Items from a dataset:
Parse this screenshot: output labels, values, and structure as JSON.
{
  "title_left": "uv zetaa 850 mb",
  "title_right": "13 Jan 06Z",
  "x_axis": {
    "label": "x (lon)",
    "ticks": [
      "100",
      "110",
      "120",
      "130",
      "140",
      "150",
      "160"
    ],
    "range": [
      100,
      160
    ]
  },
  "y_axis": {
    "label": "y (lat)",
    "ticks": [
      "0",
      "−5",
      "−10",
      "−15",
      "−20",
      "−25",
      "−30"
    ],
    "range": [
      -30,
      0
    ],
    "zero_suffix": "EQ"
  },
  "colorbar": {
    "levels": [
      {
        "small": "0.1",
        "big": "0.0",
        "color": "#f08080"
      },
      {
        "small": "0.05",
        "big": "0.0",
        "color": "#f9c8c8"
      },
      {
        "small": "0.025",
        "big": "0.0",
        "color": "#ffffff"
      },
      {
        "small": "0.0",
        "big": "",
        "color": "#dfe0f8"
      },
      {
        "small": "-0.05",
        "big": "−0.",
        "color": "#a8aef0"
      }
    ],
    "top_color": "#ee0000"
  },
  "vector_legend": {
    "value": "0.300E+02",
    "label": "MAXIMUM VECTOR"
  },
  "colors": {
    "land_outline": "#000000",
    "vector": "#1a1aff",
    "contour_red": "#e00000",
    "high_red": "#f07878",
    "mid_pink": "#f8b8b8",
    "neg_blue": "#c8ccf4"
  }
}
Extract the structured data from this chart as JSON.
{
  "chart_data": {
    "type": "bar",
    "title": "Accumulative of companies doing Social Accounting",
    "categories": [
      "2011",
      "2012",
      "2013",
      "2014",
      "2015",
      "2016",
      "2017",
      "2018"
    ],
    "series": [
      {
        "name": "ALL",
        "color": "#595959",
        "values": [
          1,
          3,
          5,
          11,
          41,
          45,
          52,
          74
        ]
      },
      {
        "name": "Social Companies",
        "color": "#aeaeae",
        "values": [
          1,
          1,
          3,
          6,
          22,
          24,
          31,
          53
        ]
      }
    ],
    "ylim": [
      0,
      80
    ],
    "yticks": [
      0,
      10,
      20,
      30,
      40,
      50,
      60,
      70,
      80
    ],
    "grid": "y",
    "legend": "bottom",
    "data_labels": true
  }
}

Aim:
From the listing, copy each line containing the word "JSON".

Output below:
Parse this screenshot: output labels, values, and structure as JSON.
Extract the structured data from this chart as JSON.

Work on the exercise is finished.